[To be done] Set out every line bearing the string "channel".

[Excerpted data]
※ ※ ※

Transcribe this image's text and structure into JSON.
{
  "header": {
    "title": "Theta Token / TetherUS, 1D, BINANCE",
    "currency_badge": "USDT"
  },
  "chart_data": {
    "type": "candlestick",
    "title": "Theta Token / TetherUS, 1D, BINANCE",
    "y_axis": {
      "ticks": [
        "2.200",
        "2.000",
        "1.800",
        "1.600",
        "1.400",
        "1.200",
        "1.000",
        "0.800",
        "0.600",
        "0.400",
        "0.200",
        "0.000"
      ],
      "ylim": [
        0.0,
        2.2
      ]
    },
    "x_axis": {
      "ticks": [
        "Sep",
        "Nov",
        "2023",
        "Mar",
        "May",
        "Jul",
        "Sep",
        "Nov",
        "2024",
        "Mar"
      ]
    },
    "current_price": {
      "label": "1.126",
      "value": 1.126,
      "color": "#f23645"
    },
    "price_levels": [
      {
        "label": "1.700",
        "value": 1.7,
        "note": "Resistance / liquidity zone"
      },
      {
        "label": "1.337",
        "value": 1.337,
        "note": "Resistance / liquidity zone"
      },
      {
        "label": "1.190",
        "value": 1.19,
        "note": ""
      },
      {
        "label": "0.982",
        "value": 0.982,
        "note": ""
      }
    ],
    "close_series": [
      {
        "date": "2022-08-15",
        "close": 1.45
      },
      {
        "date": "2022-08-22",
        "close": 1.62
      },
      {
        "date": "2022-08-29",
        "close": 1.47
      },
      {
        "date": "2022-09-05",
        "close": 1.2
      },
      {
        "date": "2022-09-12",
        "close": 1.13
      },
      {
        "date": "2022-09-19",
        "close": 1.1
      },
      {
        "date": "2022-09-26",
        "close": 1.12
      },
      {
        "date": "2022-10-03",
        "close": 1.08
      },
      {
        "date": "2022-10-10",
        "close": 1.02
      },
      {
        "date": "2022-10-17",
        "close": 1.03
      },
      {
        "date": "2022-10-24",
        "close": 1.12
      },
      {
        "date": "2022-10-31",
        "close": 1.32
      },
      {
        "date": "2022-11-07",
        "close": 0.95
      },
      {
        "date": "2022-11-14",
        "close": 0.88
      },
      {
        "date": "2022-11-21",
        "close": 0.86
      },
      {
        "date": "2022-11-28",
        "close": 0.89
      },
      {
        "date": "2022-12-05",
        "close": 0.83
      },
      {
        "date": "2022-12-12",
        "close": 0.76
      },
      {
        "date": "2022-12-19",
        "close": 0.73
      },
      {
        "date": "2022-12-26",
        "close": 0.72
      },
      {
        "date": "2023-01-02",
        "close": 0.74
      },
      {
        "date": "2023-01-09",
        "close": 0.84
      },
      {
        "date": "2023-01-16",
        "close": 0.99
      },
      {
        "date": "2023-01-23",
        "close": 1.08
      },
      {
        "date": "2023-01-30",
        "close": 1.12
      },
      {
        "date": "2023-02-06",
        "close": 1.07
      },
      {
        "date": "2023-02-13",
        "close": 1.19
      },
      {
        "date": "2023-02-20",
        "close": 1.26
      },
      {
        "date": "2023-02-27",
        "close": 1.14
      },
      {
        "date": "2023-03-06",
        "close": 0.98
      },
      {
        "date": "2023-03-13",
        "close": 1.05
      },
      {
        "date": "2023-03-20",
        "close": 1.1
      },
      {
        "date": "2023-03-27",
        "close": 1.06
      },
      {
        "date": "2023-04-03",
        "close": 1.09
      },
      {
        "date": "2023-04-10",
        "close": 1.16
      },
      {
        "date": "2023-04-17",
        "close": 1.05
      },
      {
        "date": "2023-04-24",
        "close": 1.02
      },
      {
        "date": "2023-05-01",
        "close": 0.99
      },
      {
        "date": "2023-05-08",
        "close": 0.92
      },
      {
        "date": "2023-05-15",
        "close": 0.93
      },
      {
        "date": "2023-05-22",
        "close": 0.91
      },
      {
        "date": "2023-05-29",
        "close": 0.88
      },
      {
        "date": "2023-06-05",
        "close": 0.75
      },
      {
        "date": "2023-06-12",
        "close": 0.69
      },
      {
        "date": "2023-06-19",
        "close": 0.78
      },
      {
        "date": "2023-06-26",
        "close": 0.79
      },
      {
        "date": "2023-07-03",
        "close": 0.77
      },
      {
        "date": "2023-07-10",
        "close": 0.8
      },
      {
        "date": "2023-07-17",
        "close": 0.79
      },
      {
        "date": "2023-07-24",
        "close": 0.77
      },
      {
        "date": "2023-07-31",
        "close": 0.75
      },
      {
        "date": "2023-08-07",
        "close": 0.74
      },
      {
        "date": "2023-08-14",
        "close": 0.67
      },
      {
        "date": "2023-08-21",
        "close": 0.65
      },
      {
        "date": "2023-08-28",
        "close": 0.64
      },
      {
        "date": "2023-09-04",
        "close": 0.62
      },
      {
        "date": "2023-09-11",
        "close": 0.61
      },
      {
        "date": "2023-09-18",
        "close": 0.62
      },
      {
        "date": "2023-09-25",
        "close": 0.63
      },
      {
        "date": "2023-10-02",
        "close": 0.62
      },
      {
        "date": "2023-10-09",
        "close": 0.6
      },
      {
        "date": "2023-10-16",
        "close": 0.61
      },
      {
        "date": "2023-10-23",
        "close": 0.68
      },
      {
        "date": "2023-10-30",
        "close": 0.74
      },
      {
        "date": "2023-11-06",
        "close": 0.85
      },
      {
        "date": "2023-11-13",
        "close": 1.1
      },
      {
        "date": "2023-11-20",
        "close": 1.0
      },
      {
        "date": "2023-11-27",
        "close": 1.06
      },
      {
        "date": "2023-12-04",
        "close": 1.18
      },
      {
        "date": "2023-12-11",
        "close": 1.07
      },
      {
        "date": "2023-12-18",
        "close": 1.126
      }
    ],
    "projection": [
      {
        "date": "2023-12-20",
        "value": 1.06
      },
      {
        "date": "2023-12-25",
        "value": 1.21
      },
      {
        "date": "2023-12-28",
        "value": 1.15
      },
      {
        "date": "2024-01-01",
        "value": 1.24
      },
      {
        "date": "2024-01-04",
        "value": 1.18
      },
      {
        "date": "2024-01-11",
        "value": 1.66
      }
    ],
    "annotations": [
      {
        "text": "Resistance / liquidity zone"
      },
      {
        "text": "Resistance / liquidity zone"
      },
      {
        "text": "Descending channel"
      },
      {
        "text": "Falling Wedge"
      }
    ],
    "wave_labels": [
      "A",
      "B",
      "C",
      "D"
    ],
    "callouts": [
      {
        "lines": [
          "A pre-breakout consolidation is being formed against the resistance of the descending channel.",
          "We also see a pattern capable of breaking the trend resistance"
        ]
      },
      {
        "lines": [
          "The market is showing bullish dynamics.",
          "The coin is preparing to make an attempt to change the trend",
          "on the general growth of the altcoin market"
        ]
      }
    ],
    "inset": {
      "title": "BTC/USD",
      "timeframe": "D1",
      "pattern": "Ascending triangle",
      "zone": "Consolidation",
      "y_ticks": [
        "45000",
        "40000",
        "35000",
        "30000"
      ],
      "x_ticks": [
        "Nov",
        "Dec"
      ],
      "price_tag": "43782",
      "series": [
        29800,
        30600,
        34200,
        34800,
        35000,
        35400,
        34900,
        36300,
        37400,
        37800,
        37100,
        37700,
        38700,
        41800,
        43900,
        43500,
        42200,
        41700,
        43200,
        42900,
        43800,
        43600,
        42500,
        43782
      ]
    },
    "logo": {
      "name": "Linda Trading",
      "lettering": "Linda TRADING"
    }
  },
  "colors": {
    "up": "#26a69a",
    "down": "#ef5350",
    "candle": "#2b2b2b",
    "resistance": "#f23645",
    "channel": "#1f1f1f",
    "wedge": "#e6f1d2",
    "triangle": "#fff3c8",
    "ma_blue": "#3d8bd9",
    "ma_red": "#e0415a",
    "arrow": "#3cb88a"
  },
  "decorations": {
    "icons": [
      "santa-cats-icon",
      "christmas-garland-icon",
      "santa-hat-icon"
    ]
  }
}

※ ※ ※

[The answer]
        "text": "Descending channel"
          "A pre-breakout consolidation is being formed against the resistance of the descending channel.",
    "channel": "#1f1f1f",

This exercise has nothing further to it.